━━ Supplied material

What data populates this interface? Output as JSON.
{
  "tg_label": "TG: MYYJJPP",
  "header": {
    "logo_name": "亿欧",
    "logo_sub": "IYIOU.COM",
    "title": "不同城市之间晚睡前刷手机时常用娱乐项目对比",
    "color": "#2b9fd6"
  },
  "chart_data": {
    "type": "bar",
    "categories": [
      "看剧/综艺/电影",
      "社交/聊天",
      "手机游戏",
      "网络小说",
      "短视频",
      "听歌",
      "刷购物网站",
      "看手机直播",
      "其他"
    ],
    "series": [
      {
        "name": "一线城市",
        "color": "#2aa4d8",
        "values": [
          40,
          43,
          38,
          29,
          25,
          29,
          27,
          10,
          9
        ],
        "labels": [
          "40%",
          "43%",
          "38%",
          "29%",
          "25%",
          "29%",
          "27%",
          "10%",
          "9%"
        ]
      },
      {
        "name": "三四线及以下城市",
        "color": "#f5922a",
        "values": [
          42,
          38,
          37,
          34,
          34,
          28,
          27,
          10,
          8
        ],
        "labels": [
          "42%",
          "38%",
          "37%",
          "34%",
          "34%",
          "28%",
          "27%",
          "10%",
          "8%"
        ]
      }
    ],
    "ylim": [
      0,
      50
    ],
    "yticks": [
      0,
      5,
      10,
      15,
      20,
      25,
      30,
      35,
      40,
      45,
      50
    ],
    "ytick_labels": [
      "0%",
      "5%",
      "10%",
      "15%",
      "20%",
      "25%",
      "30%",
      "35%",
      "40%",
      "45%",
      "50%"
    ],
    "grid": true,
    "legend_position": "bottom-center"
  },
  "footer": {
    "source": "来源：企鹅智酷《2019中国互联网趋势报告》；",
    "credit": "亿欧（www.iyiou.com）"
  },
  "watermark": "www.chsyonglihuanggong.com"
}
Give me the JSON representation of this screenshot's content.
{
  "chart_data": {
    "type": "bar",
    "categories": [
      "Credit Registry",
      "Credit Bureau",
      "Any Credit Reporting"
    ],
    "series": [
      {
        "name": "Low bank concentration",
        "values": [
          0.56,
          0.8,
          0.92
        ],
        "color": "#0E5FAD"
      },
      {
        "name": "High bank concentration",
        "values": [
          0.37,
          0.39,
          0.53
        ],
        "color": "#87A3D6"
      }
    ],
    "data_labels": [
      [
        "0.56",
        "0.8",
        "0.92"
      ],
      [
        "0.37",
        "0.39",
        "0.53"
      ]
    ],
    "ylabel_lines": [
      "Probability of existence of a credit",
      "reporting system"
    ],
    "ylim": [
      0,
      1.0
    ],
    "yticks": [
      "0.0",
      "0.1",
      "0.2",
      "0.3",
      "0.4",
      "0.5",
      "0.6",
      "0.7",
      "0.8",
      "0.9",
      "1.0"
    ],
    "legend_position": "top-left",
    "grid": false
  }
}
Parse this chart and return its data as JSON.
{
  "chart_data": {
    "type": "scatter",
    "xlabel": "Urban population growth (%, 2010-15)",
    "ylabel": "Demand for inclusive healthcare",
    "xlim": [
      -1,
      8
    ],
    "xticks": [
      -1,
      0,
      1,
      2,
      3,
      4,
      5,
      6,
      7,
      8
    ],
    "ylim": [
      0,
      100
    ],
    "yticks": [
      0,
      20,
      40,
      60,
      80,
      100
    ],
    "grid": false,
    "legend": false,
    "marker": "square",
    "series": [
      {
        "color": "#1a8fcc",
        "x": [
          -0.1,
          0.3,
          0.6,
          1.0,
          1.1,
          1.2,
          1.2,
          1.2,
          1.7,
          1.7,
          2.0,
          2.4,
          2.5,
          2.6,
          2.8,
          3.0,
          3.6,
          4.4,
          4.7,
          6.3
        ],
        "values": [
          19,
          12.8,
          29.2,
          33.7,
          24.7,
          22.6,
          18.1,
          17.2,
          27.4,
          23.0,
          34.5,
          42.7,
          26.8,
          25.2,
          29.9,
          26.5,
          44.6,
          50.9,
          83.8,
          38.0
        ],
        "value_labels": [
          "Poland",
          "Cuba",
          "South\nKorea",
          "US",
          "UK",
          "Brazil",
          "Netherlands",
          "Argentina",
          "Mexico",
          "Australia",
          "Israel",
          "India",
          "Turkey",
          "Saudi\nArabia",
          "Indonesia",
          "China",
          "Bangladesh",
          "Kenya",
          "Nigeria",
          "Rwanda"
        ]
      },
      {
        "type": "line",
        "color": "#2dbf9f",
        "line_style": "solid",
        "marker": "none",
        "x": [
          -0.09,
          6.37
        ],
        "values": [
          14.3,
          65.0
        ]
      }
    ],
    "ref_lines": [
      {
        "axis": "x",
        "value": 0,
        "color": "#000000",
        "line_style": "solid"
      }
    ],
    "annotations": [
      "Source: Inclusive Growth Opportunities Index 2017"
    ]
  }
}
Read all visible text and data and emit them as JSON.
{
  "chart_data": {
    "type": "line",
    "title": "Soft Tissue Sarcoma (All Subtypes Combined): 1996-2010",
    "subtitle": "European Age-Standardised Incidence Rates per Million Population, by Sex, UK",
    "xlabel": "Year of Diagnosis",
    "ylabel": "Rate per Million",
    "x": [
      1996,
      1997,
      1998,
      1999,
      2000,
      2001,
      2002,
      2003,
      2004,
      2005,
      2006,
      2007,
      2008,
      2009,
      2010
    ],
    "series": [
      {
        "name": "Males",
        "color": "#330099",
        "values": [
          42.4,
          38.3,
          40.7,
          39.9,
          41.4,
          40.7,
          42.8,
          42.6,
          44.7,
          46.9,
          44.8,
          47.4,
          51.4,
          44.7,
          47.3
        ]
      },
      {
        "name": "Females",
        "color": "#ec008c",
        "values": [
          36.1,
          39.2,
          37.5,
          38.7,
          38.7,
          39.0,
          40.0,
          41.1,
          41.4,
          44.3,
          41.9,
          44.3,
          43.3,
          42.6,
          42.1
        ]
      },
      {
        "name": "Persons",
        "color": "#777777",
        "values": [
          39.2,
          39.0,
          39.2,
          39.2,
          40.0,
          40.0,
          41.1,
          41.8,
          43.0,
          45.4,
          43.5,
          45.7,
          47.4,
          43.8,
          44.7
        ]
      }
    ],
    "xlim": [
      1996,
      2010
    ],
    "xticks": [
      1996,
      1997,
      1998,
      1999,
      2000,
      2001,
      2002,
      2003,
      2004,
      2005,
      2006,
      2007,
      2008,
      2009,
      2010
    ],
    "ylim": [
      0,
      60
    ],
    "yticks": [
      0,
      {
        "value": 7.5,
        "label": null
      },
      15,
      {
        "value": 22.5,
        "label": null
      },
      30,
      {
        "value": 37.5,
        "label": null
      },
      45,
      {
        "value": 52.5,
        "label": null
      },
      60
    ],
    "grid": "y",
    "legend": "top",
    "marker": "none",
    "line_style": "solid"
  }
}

━━━━

#### [What you should do]
Print the entries exactly. Include every one.

#### [Worked answer]
What data populates this interface? Output as JSON.
{
  "tg_label": "TG: MYYJJPP",
  "header": {
    "logo_name": "亿欧",
    "logo_sub": "IYIOU.COM",
    "title": "不同城市之间晚睡前刷手机时常用娱乐项目对比",
    "color": "#2b9fd6"
  },
  "chart_data": {
    "type": "bar",
    "categories": [
      "看剧/综艺/电影",
      "社交/聊天",
      "手机游戏",
      "网络小说",
      "短视频",
      "听歌",
      "刷购物网站",
      "看手机直播",
      "其他"
    ],
    "series": [
      {
        "name": "一线城市",
        "color": "#2aa4d8",
        "values": [
          40,
          43,
          38,
          29,
          25,
          29,
          27,
          10,
          9
        ],
        "labels": [
          "40%",
          "43%",
          "38%",
          "29%",
          "25%",
          "29%",
          "27%",
          "10%",
          "9%"
        ]
      },
      {
        "name": "三四线及以下城市",
        "color": "#f5922a",
        "values": [
          42,
          38,
          37,
          34,
          34,
          28,
          27,
          10,
          8
        ],
        "labels": [
          "42%",
          "38%",
          "37%",
          "34%",
          "34%",
          "28%",
          "27%",
          "10%",
          "8%"
        ]
      }
    ],
    "ylim": [
      0,
      50
    ],
    "yticks": [
      0,
      5,
      10,
      15,
      20,
      25,
      30,
      35,
      40,
      45,
      50
    ],
    "ytick_labels": [
      "0%",
      "5%",
      "10%",
      "15%",
      "20%",
      "25%",
      "30%",
      "35%",
      "40%",
      "45%",
      "50%"
    ],
    "grid": true,
    "legend_position": "bottom-center"
  },
  "footer": {
    "source": "来源：企鹅智酷《2019中国互联网趋势报告》；",
    "credit": "亿欧（www.iyiou.com）"
  },
  "watermark": "www.chsyonglihuanggong.com"
}
Give me the JSON representation of this screenshot's content.
{
  "chart_data": {
    "type": "bar",
    "categories": [
      "Credit Registry",
      "Credit Bureau",
      "Any Credit Reporting"
    ],
    "series": [
      {
        "name": "Low bank concentration",
        "values": [
          0.56,
          0.8,
          0.92
        ],
        "color": "#0E5FAD"
      },
      {
        "name": "High bank concentration",
        "values": [
          0.37,
          0.39,
          0.53
        ],
        "color": "#87A3D6"
      }
    ],
    "data_labels": [
      [
        "0.56",
        "0.8",
        "0.92"
      ],
      [
        "0.37",
        "0.39",
        "0.53"
      ]
    ],
    "ylabel_lines": [
      "Probability of existence of a credit",
      "reporting system"
    ],
    "ylim": [
      0,
      1.0
    ],
    "yticks": [
      "0.0",
      "0.1",
      "0.2",
      "0.3",
      "0.4",
      "0.5",
      "0.6",
      "0.7",
      "0.8",
      "0.9",
      "1.0"
    ],
    "legend_position": "top-left",
    "grid": false
  }
}
Parse this chart and return its data as JSON.
{
  "chart_data": {
    "type": "scatter",
    "xlabel": "Urban population growth (%, 2010-15)",
    "ylabel": "Demand for inclusive healthcare",
    "xlim": [
      -1,
      8
    ],
    "xticks": [
      -1,
      0,
      1,
      2,
      3,
      4,
      5,
      6,
      7,
      8
    ],
    "ylim": [
      0,
      100
    ],
    "yticks": [
      0,
      20,
      40,
      60,
      80,
      100
    ],
    "grid": false,
    "legend": false,
    "marker": "square",
    "series": [
      {
        "color": "#1a8fcc",
        "x": [
          -0.1,
          0.3,
          0.6,
          1.0,
          1.1,
          1.2,
          1.2,
          1.2,
          1.7,
          1.7,
          2.0,
          2.4,
          2.5,
          2.6,
          2.8,
          3.0,
          3.6,
          4.4,
          4.7,
          6.3
        ],
        "values": [
          19,
          12.8,
          29.2,
          33.7,
          24.7,
          22.6,
          18.1,
          17.2,
          27.4,
          23.0,
          34.5,
          42.7,
          26.8,
          25.2,
          29.9,
          26.5,
          44.6,
          50.9,
          83.8,
          38.0
        ],
        "value_labels": [
          "Poland",
          "Cuba",
          "South\nKorea",
          "US",
          "UK",
          "Brazil",
          "Netherlands",
          "Argentina",
          "Mexico",
          "Australia",
          "Israel",
          "India",
          "Turkey",
          "Saudi\nArabia",
          "Indonesia",
          "China",
          "Bangladesh",
          "Kenya",
          "Nigeria",
          "Rwanda"
        ]
      },
      {
        "type": "line",
        "color": "#2dbf9f",
        "line_style": "solid",
        "marker": "none",
        "x": [
          -0.09,
          6.37
        ],
        "values": [
          14.3,
          65.0
        ]
      }
    ],
    "ref_lines": [
      {
        "axis": "x",
        "value": 0,
        "color": "#000000",
        "line_style": "solid"
      }
    ],
    "annotations": [
      "Source: Inclusive Growth Opportunities Index 2017"
    ]
  }
}
Read all visible text and data and emit them as JSON.
{
  "chart_data": {
    "type": "line",
    "title": "Soft Tissue Sarcoma (All Subtypes Combined): 1996-2010",
    "subtitle": "European Age-Standardised Incidence Rates per Million Population, by Sex, UK",
    "xlabel": "Year of Diagnosis",
    "ylabel": "Rate per Million",
    "x": [
      1996,
      1997,
      1998,
      1999,
      2000,
      2001,
      2002,
      2003,
      2004,
      2005,
      2006,
      2007,
      2008,
      2009,
      2010
    ],
    "series": [
      {
        "name": "Males",
        "color": "#330099",
        "values": [
          42.4,
          38.3,
          40.7,
          39.9,
          41.4,
          40.7,
          42.8,
          42.6,
          44.7,
          46.9,
          44.8,
          47.4,
          51.4,
          44.7,
          47.3
        ]
      },
      {
        "name": "Females",
        "color": "#ec008c",
        "values": [
          36.1,
          39.2,
          37.5,
          38.7,
          38.7,
          39.0,
          40.0,
          41.1,
          41.4,
          44.3,
          41.9,
          44.3,
          43.3,
          42.6,
          42.1
        ]
      },
      {
        "name": "Persons",
        "color": "#777777",
        "values": [
          39.2,
          39.0,
          39.2,
          39.2,
          40.0,
          40.0,
          41.1,
          41.8,
          43.0,
          45.4,
          43.5,
          45.7,
          47.4,
          43.8,
          44.7
        ]
      }
    ],
    "xlim": [
      1996,
      2010
    ],
    "xticks": [
      1996,
      1997,
      1998,
      1999,
      2000,
      2001,
      2002,
      2003,
      2004,
      2005,
      2006,
      2007,
      2008,
      2009,
      2010
    ],
    "ylim": [
      0,
      60
    ],
    "yticks": [
      0,
      {
        "value": 7.5,
        "label": null
      },
      15,
      {
        "value": 22.5,
        "label": null
      },
      30,
      {
        "value": 37.5,
        "label": null
      },
      45,
      {
        "value": 52.5,
        "label": null
      },
      60
    ],
    "grid": "y",
    "legend": "top",
    "marker": "none",
    "line_style": "solid"
  }
}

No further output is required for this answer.